● DIRECTIONS FOR THIS TASK
Only lines with the string "title" matter here; gather them from the material below.

══════

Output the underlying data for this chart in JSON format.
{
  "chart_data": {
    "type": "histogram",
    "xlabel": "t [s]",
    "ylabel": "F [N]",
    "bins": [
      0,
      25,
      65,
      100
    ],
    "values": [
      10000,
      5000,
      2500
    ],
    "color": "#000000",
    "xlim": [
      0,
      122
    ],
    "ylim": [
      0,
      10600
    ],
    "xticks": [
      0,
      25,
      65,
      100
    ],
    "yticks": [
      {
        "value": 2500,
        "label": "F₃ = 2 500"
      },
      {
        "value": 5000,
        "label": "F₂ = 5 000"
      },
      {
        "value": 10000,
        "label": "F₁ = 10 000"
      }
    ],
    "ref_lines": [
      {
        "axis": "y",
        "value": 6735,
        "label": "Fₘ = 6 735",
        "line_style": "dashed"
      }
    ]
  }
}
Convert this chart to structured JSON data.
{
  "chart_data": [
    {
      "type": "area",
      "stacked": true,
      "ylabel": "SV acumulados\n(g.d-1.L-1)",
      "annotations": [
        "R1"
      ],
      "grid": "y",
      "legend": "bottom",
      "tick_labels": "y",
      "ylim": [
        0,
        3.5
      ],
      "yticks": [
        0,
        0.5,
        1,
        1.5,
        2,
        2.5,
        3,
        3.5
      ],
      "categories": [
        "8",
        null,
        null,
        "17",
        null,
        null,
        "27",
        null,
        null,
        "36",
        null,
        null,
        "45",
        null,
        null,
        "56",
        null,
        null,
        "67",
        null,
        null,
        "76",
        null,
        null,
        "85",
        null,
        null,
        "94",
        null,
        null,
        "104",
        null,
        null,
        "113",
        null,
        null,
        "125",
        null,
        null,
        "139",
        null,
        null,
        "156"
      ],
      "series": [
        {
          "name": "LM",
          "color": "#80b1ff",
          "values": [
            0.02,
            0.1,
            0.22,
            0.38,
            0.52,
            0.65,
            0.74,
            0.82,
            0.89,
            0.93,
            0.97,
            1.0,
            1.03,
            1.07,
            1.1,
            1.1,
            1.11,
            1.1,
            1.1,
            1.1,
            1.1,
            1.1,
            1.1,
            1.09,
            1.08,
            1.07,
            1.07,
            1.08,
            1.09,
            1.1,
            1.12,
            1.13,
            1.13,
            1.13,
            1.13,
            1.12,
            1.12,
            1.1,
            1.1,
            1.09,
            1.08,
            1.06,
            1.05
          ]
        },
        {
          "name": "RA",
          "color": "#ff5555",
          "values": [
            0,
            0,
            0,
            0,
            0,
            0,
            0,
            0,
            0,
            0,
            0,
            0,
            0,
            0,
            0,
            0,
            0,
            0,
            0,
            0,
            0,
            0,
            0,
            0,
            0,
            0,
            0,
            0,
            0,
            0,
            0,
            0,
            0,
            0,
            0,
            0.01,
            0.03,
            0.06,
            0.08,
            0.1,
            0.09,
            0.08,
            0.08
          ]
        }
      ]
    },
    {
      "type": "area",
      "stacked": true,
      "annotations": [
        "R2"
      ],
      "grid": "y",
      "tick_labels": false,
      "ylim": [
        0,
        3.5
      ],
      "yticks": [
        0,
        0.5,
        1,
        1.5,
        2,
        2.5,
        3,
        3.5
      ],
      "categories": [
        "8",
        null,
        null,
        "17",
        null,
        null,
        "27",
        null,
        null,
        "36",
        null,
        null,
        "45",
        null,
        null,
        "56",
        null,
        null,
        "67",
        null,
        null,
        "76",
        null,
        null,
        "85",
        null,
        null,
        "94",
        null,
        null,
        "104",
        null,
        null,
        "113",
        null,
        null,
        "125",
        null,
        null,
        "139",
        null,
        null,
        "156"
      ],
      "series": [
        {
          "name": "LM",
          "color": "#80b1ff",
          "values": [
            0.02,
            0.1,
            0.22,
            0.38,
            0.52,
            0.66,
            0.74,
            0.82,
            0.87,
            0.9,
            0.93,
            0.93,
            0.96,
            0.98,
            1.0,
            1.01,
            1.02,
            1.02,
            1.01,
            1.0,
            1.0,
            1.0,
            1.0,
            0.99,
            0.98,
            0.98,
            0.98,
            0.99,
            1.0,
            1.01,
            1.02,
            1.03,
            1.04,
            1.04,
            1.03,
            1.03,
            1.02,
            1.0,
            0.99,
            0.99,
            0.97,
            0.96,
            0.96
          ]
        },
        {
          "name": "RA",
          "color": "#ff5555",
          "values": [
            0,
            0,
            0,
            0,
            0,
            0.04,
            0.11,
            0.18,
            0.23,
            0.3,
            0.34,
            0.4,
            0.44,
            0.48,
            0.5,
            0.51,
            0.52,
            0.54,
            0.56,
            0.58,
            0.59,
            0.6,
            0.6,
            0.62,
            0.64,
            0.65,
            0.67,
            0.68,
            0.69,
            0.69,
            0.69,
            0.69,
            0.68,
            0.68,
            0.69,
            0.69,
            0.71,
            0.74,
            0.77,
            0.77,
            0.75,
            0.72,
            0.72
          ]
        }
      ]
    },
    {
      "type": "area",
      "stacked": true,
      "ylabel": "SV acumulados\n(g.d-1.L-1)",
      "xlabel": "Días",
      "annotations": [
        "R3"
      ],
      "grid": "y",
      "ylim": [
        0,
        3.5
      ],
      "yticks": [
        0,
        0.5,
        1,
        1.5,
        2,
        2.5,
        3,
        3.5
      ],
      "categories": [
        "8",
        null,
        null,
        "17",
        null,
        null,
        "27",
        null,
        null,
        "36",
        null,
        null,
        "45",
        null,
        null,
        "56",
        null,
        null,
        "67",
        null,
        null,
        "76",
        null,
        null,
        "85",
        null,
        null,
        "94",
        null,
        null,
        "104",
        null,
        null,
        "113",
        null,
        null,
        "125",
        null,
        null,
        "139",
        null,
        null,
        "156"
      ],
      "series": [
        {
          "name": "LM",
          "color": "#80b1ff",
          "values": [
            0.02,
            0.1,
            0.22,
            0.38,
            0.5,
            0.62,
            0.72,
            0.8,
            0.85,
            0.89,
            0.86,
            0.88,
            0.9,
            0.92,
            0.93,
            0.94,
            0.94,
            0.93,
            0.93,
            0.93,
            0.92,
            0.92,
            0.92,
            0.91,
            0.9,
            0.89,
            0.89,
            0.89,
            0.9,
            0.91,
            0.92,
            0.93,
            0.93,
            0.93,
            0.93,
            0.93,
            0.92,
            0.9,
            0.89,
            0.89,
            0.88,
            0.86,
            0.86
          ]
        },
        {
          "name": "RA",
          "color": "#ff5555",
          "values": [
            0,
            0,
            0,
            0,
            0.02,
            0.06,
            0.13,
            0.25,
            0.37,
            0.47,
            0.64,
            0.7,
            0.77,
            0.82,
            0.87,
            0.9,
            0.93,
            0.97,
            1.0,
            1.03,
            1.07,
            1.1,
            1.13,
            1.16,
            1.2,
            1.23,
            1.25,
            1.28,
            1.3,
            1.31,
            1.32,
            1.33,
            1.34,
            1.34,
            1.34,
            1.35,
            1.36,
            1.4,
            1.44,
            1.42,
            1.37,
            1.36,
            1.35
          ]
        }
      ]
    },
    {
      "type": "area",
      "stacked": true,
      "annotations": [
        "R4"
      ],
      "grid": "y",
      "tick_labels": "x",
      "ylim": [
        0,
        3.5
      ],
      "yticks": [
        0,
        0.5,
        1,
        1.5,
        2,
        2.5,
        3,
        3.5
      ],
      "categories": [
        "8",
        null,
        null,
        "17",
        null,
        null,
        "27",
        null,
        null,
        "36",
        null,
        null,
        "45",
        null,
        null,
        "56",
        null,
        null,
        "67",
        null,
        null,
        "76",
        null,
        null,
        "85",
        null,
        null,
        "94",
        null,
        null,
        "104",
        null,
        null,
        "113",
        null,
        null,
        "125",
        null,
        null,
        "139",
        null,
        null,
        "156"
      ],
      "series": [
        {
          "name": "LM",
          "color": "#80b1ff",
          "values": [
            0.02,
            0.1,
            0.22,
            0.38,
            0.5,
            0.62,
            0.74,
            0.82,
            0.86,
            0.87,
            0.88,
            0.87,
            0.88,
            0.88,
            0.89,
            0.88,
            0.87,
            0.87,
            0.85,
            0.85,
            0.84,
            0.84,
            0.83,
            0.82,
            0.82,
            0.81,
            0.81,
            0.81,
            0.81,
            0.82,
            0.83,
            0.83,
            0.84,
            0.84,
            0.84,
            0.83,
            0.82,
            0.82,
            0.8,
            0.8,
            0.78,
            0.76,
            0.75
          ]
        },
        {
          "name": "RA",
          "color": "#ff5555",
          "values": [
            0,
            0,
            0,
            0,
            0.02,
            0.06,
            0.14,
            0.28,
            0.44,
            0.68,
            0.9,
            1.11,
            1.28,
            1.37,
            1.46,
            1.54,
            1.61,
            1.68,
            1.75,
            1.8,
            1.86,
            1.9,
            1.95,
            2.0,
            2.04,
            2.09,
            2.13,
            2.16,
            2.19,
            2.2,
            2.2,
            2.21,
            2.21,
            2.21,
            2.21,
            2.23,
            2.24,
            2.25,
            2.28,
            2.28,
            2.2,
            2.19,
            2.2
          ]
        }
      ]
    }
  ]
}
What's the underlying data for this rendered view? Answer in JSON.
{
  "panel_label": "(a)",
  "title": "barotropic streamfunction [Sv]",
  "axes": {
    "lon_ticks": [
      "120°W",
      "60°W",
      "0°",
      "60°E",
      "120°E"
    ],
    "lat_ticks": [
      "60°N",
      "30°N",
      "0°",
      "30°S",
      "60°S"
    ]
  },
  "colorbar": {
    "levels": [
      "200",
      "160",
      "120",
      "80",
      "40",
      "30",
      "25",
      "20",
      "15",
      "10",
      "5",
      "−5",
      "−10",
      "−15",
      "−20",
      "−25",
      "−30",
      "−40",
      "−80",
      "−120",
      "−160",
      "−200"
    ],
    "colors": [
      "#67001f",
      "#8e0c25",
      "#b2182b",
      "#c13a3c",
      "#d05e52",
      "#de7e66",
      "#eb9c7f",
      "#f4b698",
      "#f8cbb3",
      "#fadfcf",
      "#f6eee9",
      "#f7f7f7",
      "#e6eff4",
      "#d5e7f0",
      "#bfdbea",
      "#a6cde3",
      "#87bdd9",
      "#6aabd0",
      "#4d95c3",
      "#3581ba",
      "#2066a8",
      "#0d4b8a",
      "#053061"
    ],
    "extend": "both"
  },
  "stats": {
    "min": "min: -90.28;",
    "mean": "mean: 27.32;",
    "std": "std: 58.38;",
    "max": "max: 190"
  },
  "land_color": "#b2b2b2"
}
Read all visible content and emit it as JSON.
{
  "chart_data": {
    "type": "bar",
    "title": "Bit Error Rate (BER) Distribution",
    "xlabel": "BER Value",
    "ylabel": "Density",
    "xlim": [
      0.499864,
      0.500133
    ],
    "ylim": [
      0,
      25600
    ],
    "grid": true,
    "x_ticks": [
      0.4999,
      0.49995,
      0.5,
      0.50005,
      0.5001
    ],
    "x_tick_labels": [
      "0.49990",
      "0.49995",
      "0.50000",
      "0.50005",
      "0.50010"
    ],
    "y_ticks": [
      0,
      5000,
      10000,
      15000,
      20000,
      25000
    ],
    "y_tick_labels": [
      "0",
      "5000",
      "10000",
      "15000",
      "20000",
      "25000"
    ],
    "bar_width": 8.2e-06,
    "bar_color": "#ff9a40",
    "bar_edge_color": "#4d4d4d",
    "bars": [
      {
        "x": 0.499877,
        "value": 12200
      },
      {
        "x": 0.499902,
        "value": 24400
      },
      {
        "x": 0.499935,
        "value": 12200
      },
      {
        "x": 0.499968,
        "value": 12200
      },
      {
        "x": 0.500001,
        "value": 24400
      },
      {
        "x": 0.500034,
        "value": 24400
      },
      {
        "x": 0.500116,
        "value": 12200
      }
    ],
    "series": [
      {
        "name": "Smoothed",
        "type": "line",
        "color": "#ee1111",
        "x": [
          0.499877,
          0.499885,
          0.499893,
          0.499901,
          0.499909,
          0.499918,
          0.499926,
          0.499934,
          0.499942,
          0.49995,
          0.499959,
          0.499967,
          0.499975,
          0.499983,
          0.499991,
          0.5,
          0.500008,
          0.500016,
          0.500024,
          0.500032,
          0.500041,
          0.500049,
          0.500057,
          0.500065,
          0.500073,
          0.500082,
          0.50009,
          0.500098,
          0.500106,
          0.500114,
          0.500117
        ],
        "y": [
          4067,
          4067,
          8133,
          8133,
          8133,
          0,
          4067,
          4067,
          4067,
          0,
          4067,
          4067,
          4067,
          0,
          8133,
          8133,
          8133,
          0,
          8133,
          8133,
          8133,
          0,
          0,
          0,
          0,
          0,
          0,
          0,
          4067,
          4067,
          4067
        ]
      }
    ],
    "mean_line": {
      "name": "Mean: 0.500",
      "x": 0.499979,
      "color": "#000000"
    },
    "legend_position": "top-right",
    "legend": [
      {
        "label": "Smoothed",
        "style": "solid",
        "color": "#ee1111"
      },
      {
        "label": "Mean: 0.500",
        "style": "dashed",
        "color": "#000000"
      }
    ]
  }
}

══════

● RESPONSE TO THIS TASK
  "title": "barotropic streamfunction [Sv]",
    "title": "Bit Error Rate (BER) Distribution",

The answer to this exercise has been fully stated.